| Exercise |
Transcribe every line, keeping it exact.

| Given data |
— BEGIN —

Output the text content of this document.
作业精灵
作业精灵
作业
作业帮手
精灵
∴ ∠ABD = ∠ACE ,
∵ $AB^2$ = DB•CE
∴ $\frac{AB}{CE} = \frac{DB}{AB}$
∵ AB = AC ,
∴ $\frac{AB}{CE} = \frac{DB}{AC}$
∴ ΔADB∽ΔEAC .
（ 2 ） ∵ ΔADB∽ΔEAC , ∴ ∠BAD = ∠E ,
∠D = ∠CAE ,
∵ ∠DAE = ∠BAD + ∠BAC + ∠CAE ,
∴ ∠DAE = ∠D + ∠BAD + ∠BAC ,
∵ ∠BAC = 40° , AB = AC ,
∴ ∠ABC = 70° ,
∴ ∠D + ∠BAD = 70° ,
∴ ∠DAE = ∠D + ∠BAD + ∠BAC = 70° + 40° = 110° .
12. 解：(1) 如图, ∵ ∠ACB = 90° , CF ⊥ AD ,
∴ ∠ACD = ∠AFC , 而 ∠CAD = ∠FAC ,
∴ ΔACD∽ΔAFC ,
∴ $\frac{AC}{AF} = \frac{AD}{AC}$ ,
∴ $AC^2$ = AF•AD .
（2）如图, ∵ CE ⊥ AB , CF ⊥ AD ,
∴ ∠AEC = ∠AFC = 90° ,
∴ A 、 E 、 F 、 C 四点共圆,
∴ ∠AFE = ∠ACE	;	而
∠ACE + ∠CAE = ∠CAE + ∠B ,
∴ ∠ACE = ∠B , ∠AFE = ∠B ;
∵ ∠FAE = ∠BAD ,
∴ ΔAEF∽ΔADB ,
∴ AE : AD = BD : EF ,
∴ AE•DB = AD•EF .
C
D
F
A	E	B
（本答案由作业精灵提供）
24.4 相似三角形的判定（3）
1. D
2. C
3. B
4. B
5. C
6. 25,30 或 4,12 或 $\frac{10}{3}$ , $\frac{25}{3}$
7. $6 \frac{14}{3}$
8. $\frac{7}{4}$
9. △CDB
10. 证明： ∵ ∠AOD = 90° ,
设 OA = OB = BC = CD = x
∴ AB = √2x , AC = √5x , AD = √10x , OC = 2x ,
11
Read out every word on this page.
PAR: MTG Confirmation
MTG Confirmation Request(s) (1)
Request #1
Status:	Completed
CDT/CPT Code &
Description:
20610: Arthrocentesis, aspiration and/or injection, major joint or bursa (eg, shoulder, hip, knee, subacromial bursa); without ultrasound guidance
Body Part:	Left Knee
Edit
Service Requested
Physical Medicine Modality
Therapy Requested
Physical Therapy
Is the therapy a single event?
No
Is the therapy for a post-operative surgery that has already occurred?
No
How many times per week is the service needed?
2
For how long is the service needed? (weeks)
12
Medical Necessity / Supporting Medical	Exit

— END —

| Exercise solution |
Output the text content of this document.
作业精灵
作业精灵
作业
作业帮手
精灵
∴ ∠ABD = ∠ACE ,
∵ $AB^2$ = DB•CE
∴ $\frac{AB}{CE} = \frac{DB}{AB}$
∵ AB = AC ,
∴ $\frac{AB}{CE} = \frac{DB}{AC}$
∴ ΔADB∽ΔEAC .
（ 2 ） ∵ ΔADB∽ΔEAC , ∴ ∠BAD = ∠E ,
∠D = ∠CAE ,
∵ ∠DAE = ∠BAD + ∠BAC + ∠CAE ,
∴ ∠DAE = ∠D + ∠BAD + ∠BAC ,
∵ ∠BAC = 40° , AB = AC ,
∴ ∠ABC = 70° ,
∴ ∠D + ∠BAD = 70° ,
∴ ∠DAE = ∠D + ∠BAD + ∠BAC = 70° + 40° = 110° .
12. 解：(1) 如图, ∵ ∠ACB = 90° , CF ⊥ AD ,
∴ ∠ACD = ∠AFC , 而 ∠CAD = ∠FAC ,
∴ ΔACD∽ΔAFC ,
∴ $\frac{AC}{AF} = \frac{AD}{AC}$ ,
∴ $AC^2$ = AF•AD .
（2）如图, ∵ CE ⊥ AB , CF ⊥ AD ,
∴ ∠AEC = ∠AFC = 90° ,
∴ A 、 E 、 F 、 C 四点共圆,
∴ ∠AFE = ∠ACE	;	而
∠ACE + ∠CAE = ∠CAE + ∠B ,
∴ ∠ACE = ∠B , ∠AFE = ∠B ;
∵ ∠FAE = ∠BAD ,
∴ ΔAEF∽ΔADB ,
∴ AE : AD = BD : EF ,
∴ AE•DB = AD•EF .
C
D
F
A	E	B
（本答案由作业精灵提供）
24.4 相似三角形的判定（3）
1. D
2. C
3. B
4. B
5. C
6. 25,30 或 4,12 或 $\frac{10}{3}$ , $\frac{25}{3}$
7. $6 \frac{14}{3}$
8. $\frac{7}{4}$
9. △CDB
10. 证明： ∵ ∠AOD = 90° ,
设 OA = OB = BC = CD = x
∴ AB = √2x , AC = √5x , AD = √10x , OC = 2x ,
11
Read out every word on this page.
PAR: MTG Confirmation
MTG Confirmation Request(s) (1)
Request #1
Status:	Completed
CDT/CPT Code &
Description:
20610: Arthrocentesis, aspiration and/or injection, major joint or bursa (eg, shoulder, hip, knee, subacromial bursa); without ultrasound guidance
Body Part:	Left Knee
Edit
Service Requested
Physical Medicine Modality
Therapy Requested
Physical Therapy
Is the therapy a single event?
No
Is the therapy for a post-operative surgery that has already occurred?
No
How many times per week is the service needed?
2
For how long is the service needed? (weeks)
12
Medical Necessity / Supporting Medical	Exit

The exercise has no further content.